QUOTED PASSAGE:
# # # # # # #
Granted, he doesn’t get to sit in front of a computer all day making up stuff…and reading email from fans who ABSOLUTELY LOVE what you made up. Still, he does get to ride around all day in a neat truck that’s big enough to haul every rose I could purchase at Home Depot, plus all the mulch I would need for my gazillion gardens.
I could envy his truck.
But I didn’t because…
Day Three: I got to wear pjs again. All day! Not because it was raining, but because it was now a HABIT. And everybody knows habits are hard to break. Never mind that the postmistress looked at me funny when I appeared at the call window in bright blue fleecy pants featuring leaping lambs and an oversized orange T-shirt that advises, Keep American beautiful. Stay in bed. Plus, I was wearing a baseball cap to cover my lank locks because if you’re going to stay in pajamas, why bother combing your hair?
Postmistress: “Are you sick, Peggy?”
Me, chagrinned: “I think I’m coming down with something.”
# # # # # # #
LISTED RECORDS:
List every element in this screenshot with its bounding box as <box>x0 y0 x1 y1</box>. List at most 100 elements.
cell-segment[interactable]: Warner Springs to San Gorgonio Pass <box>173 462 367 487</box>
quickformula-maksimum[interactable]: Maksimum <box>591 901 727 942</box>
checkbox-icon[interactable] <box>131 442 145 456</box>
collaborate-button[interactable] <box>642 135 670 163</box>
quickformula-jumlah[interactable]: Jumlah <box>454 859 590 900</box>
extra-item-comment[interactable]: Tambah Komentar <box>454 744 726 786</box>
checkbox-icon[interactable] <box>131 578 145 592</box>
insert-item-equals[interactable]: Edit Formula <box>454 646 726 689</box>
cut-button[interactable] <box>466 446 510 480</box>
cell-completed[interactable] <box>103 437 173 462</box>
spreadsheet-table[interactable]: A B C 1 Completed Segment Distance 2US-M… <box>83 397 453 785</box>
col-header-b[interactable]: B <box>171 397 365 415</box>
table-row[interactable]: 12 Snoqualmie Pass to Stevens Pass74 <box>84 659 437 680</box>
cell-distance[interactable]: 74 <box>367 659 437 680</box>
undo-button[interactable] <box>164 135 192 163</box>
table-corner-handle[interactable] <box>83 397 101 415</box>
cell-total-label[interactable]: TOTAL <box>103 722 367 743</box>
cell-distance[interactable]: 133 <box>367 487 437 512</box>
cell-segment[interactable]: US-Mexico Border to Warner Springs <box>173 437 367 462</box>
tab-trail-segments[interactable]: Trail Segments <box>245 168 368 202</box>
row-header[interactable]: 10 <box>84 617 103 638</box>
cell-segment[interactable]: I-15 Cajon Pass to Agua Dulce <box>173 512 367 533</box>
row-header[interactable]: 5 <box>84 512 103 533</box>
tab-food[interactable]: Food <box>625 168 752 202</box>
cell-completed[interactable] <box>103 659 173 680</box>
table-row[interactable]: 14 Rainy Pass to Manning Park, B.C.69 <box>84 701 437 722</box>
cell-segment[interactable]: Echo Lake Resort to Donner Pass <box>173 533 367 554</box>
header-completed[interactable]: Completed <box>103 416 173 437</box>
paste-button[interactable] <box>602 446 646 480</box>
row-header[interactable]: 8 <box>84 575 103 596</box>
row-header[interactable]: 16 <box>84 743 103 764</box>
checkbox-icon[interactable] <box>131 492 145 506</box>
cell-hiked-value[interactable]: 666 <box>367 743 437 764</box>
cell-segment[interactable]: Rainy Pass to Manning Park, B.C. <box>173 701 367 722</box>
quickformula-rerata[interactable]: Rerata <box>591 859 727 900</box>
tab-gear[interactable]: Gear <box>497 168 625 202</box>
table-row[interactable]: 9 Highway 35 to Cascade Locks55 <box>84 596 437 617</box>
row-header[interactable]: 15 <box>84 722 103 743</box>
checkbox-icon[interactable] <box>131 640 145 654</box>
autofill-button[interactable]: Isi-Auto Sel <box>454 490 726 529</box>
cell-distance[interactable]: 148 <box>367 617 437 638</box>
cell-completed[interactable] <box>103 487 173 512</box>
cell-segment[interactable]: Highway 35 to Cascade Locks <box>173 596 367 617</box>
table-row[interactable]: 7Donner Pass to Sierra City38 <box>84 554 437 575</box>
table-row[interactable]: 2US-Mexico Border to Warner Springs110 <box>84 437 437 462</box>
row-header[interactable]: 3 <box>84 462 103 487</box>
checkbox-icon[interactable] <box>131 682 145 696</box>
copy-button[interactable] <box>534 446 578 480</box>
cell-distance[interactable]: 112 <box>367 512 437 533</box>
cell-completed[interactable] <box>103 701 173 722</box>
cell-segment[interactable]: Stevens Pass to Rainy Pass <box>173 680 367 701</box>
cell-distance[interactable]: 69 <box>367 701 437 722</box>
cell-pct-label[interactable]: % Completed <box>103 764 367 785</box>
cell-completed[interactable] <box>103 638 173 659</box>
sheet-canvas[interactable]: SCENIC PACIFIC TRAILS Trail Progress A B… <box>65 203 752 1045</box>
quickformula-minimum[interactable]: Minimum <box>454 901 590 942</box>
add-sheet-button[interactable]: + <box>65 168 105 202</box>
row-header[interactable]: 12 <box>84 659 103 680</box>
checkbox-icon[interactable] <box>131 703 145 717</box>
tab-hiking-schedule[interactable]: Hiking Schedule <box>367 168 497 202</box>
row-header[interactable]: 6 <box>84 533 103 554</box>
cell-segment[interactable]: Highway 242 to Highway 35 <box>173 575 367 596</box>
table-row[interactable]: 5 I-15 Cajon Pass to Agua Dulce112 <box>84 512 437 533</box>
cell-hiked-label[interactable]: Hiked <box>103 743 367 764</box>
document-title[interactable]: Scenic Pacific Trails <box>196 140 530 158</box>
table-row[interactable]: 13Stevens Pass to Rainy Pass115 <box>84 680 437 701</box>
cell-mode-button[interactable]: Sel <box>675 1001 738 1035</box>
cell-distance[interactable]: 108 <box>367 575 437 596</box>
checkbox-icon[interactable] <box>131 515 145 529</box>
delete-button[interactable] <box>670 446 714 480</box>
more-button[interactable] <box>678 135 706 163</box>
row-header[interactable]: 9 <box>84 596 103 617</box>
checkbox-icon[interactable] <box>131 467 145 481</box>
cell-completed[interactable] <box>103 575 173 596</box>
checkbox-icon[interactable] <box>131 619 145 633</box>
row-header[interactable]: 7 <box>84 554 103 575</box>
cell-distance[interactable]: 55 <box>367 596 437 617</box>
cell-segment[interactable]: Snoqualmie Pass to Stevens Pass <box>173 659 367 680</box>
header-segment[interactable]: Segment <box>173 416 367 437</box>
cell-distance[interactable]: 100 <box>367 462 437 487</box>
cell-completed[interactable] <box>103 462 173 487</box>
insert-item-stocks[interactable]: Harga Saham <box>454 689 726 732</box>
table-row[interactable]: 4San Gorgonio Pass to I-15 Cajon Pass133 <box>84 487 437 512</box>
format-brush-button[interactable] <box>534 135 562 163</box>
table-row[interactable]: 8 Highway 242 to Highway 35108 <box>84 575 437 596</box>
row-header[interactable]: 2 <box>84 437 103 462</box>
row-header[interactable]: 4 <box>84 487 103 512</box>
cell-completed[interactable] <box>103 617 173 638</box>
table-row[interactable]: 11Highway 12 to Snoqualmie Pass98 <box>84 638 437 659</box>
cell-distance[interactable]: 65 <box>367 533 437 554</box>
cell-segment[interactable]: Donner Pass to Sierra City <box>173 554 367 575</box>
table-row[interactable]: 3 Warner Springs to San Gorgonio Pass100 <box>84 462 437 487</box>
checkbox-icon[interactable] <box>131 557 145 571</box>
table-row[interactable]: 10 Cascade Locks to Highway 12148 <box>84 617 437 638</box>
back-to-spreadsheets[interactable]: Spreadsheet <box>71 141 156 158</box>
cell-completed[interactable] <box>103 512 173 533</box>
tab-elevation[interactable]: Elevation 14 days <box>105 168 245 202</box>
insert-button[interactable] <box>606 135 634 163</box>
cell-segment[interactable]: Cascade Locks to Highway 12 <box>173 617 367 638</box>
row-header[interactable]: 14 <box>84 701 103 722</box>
# # # # # # #
ACTIVITY LIST:
1. Do these statements agree with the pajama excerpt? Answer yes or no for each and quote the deciding words. (a) On Day Three the narrator wore pajamas because it was raining. (b) The narrator wore a baseball cap when appearing at the call window. (c) The truck is described as big enough to haul every rose the narrator could buy at Home Depot.
2. Reproduce the stretch of the pajama excerpt from "Granted, he doesn’t" through "combing your hair?".
3. Carry on the pajama excerpt from its last line.

ANSWERS GIVEN:
1.
(a) No: "Not because it was raining, but because it was now a HABIT."
(b) Yes: "I was wearing a baseball cap to cover my lank locks"
(c) Yes: "big enough to haul every rose I could purchase at Home Depot"

2.
Granted, he doesn’t get to sit in front of a computer all day making up stuff…and reading email from fans who ABSOLUTELY LOVE what you made up. Still, he does get to ride around all day in a neat truck that’s big enough to haul every rose I could purchase at Home Depot, plus all the mulch I would need for my gazillion gardens.
I could envy his truck.
But I didn’t because…
Day Three: I got to wear pjs again. All day! Not because it was raining, but because it was now a HABIT. And everybody knows habits are hard to break. Never mind that the postmistress looked at me funny when I appeared at the call window in bright blue fleecy pants featuring leaping lambs and an oversized orange T-shirt that advises, Keep American beautiful. Stay in bed. Plus, I was wearing a baseball cap to cover my lank locks because if you’re going to stay in pajamas, why bother combing your hair?

3.
Feeling slightly foolish and a bit unwashed, I slunk home rationalizing that writers are supposed to be eccentric.
Day Four: Everybody knows an orange T-shirt doesn’t show dirt, so why bother to change? Just put it on with the cute pj bottoms featuring grazing cows. Besides, it was raining again. Furthermore, if I didn’t crank up the washing machine and needlessly waste all that water, not to mention laundry detergent, wasn’t I saving the environment?
The only logical conclusion was that if I never got out of my pajamas I could save the world. (Aren’t eccentric writers also supposed to be green?)
But just how far can a writer take eccentric without crossing the line and becoming Somebody You Chase with a Net and Haul off Somewhere for Professional Help - or even worse, becoming Somebody the Neighbors Talk About.
Which is exactly what happened on…
Day Five: I ran out clean pj bottoms because I was saving the world by not doing laundry…and I was already wearing the orange T-shirt…and though the rains had finally stopped, I was so exhausted from all that relaxation in sleepwear that I didn’t have the energy to change.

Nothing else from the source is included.